## Data entries:
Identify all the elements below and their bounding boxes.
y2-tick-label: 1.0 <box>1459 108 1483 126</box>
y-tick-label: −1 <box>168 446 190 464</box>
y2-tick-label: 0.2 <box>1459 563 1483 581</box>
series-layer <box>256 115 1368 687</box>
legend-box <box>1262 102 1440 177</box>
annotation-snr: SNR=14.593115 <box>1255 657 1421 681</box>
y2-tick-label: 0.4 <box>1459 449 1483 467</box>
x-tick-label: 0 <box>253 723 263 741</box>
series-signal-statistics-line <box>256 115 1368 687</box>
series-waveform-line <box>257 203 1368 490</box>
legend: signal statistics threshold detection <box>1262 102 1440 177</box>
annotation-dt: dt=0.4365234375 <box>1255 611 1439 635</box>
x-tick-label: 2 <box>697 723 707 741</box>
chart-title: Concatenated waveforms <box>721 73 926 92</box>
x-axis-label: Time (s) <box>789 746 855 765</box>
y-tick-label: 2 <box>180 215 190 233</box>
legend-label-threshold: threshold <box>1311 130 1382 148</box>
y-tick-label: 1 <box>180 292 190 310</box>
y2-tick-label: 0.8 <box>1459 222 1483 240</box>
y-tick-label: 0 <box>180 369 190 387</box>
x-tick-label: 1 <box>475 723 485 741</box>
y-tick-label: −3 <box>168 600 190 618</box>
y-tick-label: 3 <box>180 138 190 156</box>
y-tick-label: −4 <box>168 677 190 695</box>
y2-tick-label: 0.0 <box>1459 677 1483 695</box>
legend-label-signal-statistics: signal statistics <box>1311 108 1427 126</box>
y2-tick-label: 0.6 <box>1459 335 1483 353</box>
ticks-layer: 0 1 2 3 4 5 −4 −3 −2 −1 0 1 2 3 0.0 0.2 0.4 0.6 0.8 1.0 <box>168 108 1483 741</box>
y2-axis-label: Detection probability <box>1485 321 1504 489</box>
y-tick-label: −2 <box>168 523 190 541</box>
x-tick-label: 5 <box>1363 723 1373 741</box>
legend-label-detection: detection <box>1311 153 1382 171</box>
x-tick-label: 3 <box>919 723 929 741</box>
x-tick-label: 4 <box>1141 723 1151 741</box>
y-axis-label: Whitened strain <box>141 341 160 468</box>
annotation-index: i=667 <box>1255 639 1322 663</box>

## What this task involves:
Return every line of the data above unchanged.

## Output for this exercise:
Identify all the elements below and their bounding boxes.
y2-tick-label: 1.0 <box>1459 108 1483 126</box>
y-tick-label: −1 <box>168 446 190 464</box>
y2-tick-label: 0.2 <box>1459 563 1483 581</box>
series-layer <box>256 115 1368 687</box>
legend-box <box>1262 102 1440 177</box>
annotation-snr: SNR=14.593115 <box>1255 657 1421 681</box>
y2-tick-label: 0.4 <box>1459 449 1483 467</box>
x-tick-label: 0 <box>253 723 263 741</box>
series-signal-statistics-line <box>256 115 1368 687</box>
series-waveform-line <box>257 203 1368 490</box>
legend: signal statistics threshold detection <box>1262 102 1440 177</box>
annotation-dt: dt=0.4365234375 <box>1255 611 1439 635</box>
x-tick-label: 2 <box>697 723 707 741</box>
chart-title: Concatenated waveforms <box>721 73 926 92</box>
x-axis-label: Time (s) <box>789 746 855 765</box>
y-tick-label: 2 <box>180 215 190 233</box>
legend-label-threshold: threshold <box>1311 130 1382 148</box>
y-tick-label: 1 <box>180 292 190 310</box>
y2-tick-label: 0.8 <box>1459 222 1483 240</box>
y-tick-label: 0 <box>180 369 190 387</box>
x-tick-label: 1 <box>475 723 485 741</box>
y-tick-label: −3 <box>168 600 190 618</box>
y-tick-label: 3 <box>180 138 190 156</box>
y-tick-label: −4 <box>168 677 190 695</box>
y2-tick-label: 0.0 <box>1459 677 1483 695</box>
legend-label-signal-statistics: signal statistics <box>1311 108 1427 126</box>
y2-tick-label: 0.6 <box>1459 335 1483 353</box>
ticks-layer: 0 1 2 3 4 5 −4 −3 −2 −1 0 1 2 3 0.0 0.2 0.4 0.6 0.8 1.0 <box>168 108 1483 741</box>
y2-axis-label: Detection probability <box>1485 321 1504 489</box>
y-tick-label: −2 <box>168 523 190 541</box>
x-tick-label: 5 <box>1363 723 1373 741</box>
legend-label-detection: detection <box>1311 153 1382 171</box>
x-tick-label: 3 <box>919 723 929 741</box>
x-tick-label: 4 <box>1141 723 1151 741</box>
y-axis-label: Whitened strain <box>141 341 160 468</box>
annotation-index: i=667 <box>1255 639 1322 663</box>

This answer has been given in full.